Recorded data =>
# # #
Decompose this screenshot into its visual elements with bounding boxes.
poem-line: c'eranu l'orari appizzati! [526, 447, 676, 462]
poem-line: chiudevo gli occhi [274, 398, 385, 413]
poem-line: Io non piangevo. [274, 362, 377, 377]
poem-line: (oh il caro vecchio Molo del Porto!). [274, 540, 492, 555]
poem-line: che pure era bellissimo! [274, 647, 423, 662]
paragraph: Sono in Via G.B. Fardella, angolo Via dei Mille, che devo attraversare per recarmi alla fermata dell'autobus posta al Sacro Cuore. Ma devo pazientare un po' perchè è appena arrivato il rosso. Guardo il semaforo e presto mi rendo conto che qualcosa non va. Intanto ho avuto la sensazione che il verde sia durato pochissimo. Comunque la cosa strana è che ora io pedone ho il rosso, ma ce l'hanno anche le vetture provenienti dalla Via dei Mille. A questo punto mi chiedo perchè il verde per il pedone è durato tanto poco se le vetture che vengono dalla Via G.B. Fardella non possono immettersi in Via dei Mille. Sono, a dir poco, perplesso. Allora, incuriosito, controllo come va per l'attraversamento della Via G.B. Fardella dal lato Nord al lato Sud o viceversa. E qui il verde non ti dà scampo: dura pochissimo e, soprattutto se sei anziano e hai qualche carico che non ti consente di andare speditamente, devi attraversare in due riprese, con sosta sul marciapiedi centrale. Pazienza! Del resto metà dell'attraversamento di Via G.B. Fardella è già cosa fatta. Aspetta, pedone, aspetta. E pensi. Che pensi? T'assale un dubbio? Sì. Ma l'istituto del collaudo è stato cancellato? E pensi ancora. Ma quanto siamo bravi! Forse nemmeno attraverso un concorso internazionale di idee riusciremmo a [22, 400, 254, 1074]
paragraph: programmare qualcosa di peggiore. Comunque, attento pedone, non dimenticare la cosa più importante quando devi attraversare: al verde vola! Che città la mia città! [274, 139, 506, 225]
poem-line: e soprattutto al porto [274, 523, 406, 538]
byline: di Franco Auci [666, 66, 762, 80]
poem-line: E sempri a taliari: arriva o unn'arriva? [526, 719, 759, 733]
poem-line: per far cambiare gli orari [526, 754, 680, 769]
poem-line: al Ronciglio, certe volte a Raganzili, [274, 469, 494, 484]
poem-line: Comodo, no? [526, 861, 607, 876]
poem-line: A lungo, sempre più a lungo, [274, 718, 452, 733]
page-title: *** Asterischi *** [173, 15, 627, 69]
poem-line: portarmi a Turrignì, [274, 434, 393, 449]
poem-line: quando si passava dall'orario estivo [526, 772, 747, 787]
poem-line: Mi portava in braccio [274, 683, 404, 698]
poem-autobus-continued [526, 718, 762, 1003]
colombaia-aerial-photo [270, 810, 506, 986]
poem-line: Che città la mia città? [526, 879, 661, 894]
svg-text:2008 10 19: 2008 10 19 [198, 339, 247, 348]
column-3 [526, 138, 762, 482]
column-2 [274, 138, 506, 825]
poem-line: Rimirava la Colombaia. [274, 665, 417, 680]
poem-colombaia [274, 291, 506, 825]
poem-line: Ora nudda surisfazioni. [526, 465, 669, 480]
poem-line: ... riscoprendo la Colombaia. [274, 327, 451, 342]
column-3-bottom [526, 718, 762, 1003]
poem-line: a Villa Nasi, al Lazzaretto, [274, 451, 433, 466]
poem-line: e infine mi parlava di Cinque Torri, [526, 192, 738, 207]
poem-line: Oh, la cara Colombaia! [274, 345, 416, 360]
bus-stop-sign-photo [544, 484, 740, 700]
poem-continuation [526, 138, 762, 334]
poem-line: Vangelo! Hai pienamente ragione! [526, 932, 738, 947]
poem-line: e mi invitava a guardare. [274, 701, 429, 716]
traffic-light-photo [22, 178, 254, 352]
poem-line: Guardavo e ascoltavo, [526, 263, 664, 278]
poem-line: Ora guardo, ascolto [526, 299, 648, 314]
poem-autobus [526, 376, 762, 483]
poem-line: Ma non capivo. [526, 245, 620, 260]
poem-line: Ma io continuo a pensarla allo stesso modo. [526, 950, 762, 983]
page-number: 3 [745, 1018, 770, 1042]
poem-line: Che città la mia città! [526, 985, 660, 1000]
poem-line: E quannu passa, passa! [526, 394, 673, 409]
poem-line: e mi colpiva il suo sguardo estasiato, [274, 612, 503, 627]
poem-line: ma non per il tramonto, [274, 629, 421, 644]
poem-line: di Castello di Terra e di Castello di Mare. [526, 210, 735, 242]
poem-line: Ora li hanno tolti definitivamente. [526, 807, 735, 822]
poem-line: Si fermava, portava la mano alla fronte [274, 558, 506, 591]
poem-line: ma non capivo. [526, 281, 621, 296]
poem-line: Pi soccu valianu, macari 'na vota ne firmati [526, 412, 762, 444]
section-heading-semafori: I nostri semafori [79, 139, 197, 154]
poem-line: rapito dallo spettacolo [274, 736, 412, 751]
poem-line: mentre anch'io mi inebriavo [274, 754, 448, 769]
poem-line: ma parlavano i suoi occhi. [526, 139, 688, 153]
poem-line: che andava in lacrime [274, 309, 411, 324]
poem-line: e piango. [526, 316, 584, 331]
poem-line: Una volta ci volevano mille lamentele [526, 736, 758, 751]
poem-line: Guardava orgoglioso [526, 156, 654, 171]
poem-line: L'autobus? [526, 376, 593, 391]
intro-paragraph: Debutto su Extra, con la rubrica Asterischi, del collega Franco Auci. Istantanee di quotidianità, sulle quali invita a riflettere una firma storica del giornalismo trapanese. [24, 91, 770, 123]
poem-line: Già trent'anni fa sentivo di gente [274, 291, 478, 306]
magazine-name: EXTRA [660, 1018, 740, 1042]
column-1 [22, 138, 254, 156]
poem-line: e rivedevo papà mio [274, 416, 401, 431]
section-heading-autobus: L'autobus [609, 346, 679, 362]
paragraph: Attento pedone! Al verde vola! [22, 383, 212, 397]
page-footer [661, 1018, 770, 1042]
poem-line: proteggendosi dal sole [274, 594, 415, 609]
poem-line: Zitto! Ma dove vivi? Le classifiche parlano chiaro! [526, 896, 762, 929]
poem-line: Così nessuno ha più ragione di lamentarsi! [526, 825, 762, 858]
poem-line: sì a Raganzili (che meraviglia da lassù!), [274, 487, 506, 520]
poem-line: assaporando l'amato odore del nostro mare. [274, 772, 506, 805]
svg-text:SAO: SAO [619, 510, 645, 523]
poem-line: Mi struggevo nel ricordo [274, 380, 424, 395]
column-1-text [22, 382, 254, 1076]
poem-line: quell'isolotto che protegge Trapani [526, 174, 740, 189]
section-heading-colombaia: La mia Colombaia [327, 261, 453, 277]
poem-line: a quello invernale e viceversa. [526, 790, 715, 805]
# # #
Job =>
Format every line of the entries above as a JSON list of strings, one string per line, with blank lines omitted.

Response to the exercise =>
[
  "Decompose this screenshot into its visual elements with bounding boxes.",
  "poem-line: c'eranu l'orari appizzati! [526, 447, 676, 462]",
  "poem-line: chiudevo gli occhi [274, 398, 385, 413]",
  "poem-line: Io non piangevo. [274, 362, 377, 377]",
  "poem-line: (oh il caro vecchio Molo del Porto!). [274, 540, 492, 555]",
  "poem-line: che pure era bellissimo! [274, 647, 423, 662]",
  "paragraph: Sono in Via G.B. Fardella, angolo Via dei Mille, che devo attraversare per recarmi alla fermata dell'autobus posta al Sacro Cuore. Ma devo pazientare un po' perchè è appena arrivato il rosso. Guardo il semaforo e presto mi rendo conto che qualcosa non va. Intanto ho avuto la sensazione che il verde sia durato pochissimo. Comunque la cosa strana è che ora io pedone ho il rosso, ma ce l'hanno anche le vetture provenienti dalla Via dei Mille. A questo punto mi chiedo perchè il verde per il pedone è durato tanto poco se le vetture che vengono dalla Via G.B. Fardella non possono immettersi in Via dei Mille. Sono, a dir poco, perplesso. Allora, incuriosito, controllo come va per l'attraversamento della Via G.B. Fardella dal lato Nord al lato Sud o viceversa. E qui il verde non ti dà scampo: dura pochissimo e, soprattutto se sei anziano e hai qualche carico che non ti consente di andare speditamente, devi attraversare in due riprese, con sosta sul marciapiedi centrale. Pazienza! Del resto metà dell'attraversamento di Via G.B. Fardella è già cosa fatta. Aspetta, pedone, aspetta. E pensi. Che pensi? T'assale un dubbio? Sì. Ma l'istituto del collaudo è stato cancellato? E pensi ancora. Ma quanto siamo bravi! Forse nemmeno attraverso un concorso internazionale di idee riusciremmo a [22, 400, 254, 1074]",
  "paragraph: programmare qualcosa di peggiore. Comunque, attento pedone, non dimenticare la cosa più importante quando devi attraversare: al verde vola! Che città la mia città! [274, 139, 506, 225]",
  "poem-line: e soprattutto al porto [274, 523, 406, 538]",
  "byline: di Franco Auci [666, 66, 762, 80]",
  "poem-line: E sempri a taliari: arriva o unn'arriva? [526, 719, 759, 733]",
  "poem-line: per far cambiare gli orari [526, 754, 680, 769]",
  "poem-line: al Ronciglio, certe volte a Raganzili, [274, 469, 494, 484]",
  "poem-line: Comodo, no? [526, 861, 607, 876]",
  "poem-line: A lungo, sempre più a lungo, [274, 718, 452, 733]",
  "page-title: *** Asterischi *** [173, 15, 627, 69]",
  "poem-line: portarmi a Turrignì, [274, 434, 393, 449]",
  "poem-line: quando si passava dall'orario estivo [526, 772, 747, 787]",
  "poem-line: Mi portava in braccio [274, 683, 404, 698]",
  "poem-autobus-continued [526, 718, 762, 1003]",
  "colombaia-aerial-photo [270, 810, 506, 986]",
  "poem-line: Che città la mia città? [526, 879, 661, 894]",
  "svg-text:2008 10 19: 2008 10 19 [198, 339, 247, 348]",
  "column-3 [526, 138, 762, 482]",
  "column-2 [274, 138, 506, 825]",
  "poem-line: Rimirava la Colombaia. [274, 665, 417, 680]",
  "poem-colombaia [274, 291, 506, 825]",
  "poem-line: Ora nudda surisfazioni. [526, 465, 669, 480]",
  "poem-line: ... riscoprendo la Colombaia. [274, 327, 451, 342]",
  "column-3-bottom [526, 718, 762, 1003]",
  "poem-line: a Villa Nasi, al Lazzaretto, [274, 451, 433, 466]",
  "poem-line: e infine mi parlava di Cinque Torri, [526, 192, 738, 207]",
  "poem-line: Oh, la cara Colombaia! [274, 345, 416, 360]",
  "bus-stop-sign-photo [544, 484, 740, 700]",
  "poem-continuation [526, 138, 762, 334]",
  "poem-line: Vangelo! Hai pienamente ragione! [526, 932, 738, 947]",
  "poem-line: e mi invitava a guardare. [274, 701, 429, 716]",
  "traffic-light-photo [22, 178, 254, 352]",
  "poem-line: Guardavo e ascoltavo, [526, 263, 664, 278]",
  "poem-line: Ora guardo, ascolto [526, 299, 648, 314]",
  "poem-autobus [526, 376, 762, 483]",
  "poem-line: Ma non capivo. [526, 245, 620, 260]",
  "poem-line: Ma io continuo a pensarla allo stesso modo. [526, 950, 762, 983]",
  "page-number: 3 [745, 1018, 770, 1042]",
  "poem-line: Che città la mia città! [526, 985, 660, 1000]",
  "poem-line: E quannu passa, passa! [526, 394, 673, 409]",
  "poem-line: e mi colpiva il suo sguardo estasiato, [274, 612, 503, 627]",
  "poem-line: ma non per il tramonto, [274, 629, 421, 644]",
  "poem-line: di Castello di Terra e di Castello di Mare. [526, 210, 735, 242]",
  "poem-line: Ora li hanno tolti definitivamente. [526, 807, 735, 822]",
  "poem-line: Si fermava, portava la mano alla fronte [274, 558, 506, 591]",
  "poem-line: ma non capivo. [526, 281, 621, 296]",
  "poem-line: Pi soccu valianu, macari 'na vota ne firmati [526, 412, 762, 444]",
  "section-heading-semafori: I nostri semafori [79, 139, 197, 154]",
  "poem-line: rapito dallo spettacolo [274, 736, 412, 751]",
  "poem-line: mentre anch'io mi inebriavo [274, 754, 448, 769]",
  "poem-line: ma parlavano i suoi occhi. [526, 139, 688, 153]",
  "poem-line: che andava in lacrime [274, 309, 411, 324]",
  "poem-line: e piango. [526, 316, 584, 331]",
  "poem-line: Una volta ci volevano mille lamentele [526, 736, 758, 751]",
  "poem-line: Guardava orgoglioso [526, 156, 654, 171]",
  "poem-line: L'autobus? [526, 376, 593, 391]",
  "intro-paragraph: Debutto su Extra, con la rubrica Asterischi, del collega Franco Auci. Istantanee di quotidianità, sulle quali invita a riflettere una firma storica del giornalismo trapanese. [24, 91, 770, 123]",
  "poem-line: Già trent'anni fa sentivo di gente [274, 291, 478, 306]",
  "magazine-name: EXTRA [660, 1018, 740, 1042]",
  "column-1 [22, 138, 254, 156]",
  "poem-line: e rivedevo papà mio [274, 416, 401, 431]",
  "section-heading-autobus: L'autobus [609, 346, 679, 362]",
  "paragraph: Attento pedone! Al verde vola! [22, 383, 212, 397]",
  "page-footer [661, 1018, 770, 1042]",
  "poem-line: proteggendosi dal sole [274, 594, 415, 609]",
  "poem-line: Zitto! Ma dove vivi? Le classifiche parlano chiaro! [526, 896, 762, 929]",
  "poem-line: Così nessuno ha più ragione di lamentarsi! [526, 825, 762, 858]",
  "poem-line: sì a Raganzili (che meraviglia da lassù!), [274, 487, 506, 520]",
  "poem-line: assaporando l'amato odore del nostro mare. [274, 772, 506, 805]",
  "svg-text:SAO: SAO [619, 510, 645, 523]",
  "poem-line: Mi struggevo nel ricordo [274, 380, 424, 395]",
  "column-1-text [22, 382, 254, 1076]",
  "poem-line: quell'isolotto che protegge Trapani [526, 174, 740, 189]",
  "section-heading-colombaia: La mia Colombaia [327, 261, 453, 277]",
  "poem-line: a quello invernale e viceversa. [526, 790, 715, 805]"
]